▸ Short exercise: Output the lines that follow exactly as they are.

▸ Information given:
((

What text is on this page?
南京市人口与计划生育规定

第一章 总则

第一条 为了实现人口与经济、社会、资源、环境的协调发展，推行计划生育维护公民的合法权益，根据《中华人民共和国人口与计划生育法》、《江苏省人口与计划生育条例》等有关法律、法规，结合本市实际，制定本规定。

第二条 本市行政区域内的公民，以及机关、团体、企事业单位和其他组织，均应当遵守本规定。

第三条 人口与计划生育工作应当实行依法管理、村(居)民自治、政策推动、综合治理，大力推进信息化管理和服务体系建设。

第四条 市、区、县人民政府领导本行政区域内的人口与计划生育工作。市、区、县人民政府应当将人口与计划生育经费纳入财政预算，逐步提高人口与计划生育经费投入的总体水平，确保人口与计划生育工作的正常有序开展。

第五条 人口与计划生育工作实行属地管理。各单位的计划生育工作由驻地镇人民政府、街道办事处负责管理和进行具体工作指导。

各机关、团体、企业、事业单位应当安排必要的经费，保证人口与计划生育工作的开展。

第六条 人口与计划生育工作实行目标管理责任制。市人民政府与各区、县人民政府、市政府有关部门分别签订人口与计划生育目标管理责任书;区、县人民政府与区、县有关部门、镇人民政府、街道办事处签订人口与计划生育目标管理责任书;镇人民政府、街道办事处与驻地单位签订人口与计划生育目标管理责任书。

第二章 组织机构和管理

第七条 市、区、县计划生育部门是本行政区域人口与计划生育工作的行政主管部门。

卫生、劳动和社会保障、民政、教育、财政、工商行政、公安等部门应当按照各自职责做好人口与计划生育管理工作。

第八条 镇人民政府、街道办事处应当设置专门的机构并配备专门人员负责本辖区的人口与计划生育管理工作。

))

▸ Solution for this task:
What text is on this page?
南京市人口与计划生育规定

第一章 总则

第一条 为了实现人口与经济、社会、资源、环境的协调发展，推行计划生育维护公民的合法权益，根据《中华人民共和国人口与计划生育法》、《江苏省人口与计划生育条例》等有关法律、法规，结合本市实际，制定本规定。

第二条 本市行政区域内的公民，以及机关、团体、企事业单位和其他组织，均应当遵守本规定。

第三条 人口与计划生育工作应当实行依法管理、村(居)民自治、政策推动、综合治理，大力推进信息化管理和服务体系建设。

第四条 市、区、县人民政府领导本行政区域内的人口与计划生育工作。市、区、县人民政府应当将人口与计划生育经费纳入财政预算，逐步提高人口与计划生育经费投入的总体水平，确保人口与计划生育工作的正常有序开展。

第五条 人口与计划生育工作实行属地管理。各单位的计划生育工作由驻地镇人民政府、街道办事处负责管理和进行具体工作指导。

各机关、团体、企业、事业单位应当安排必要的经费，保证人口与计划生育工作的开展。

第六条 人口与计划生育工作实行目标管理责任制。市人民政府与各区、县人民政府、市政府有关部门分别签订人口与计划生育目标管理责任书;区、县人民政府与区、县有关部门、镇人民政府、街道办事处签订人口与计划生育目标管理责任书;镇人民政府、街道办事处与驻地单位签订人口与计划生育目标管理责任书。

第二章 组织机构和管理

第七条 市、区、县计划生育部门是本行政区域人口与计划生育工作的行政主管部门。

卫生、劳动和社会保障、民政、教育、财政、工商行政、公安等部门应当按照各自职责做好人口与计划生育管理工作。

第八条 镇人民政府、街道办事处应当设置专门的机构并配备专门人员负责本辖区的人口与计划生育管理工作。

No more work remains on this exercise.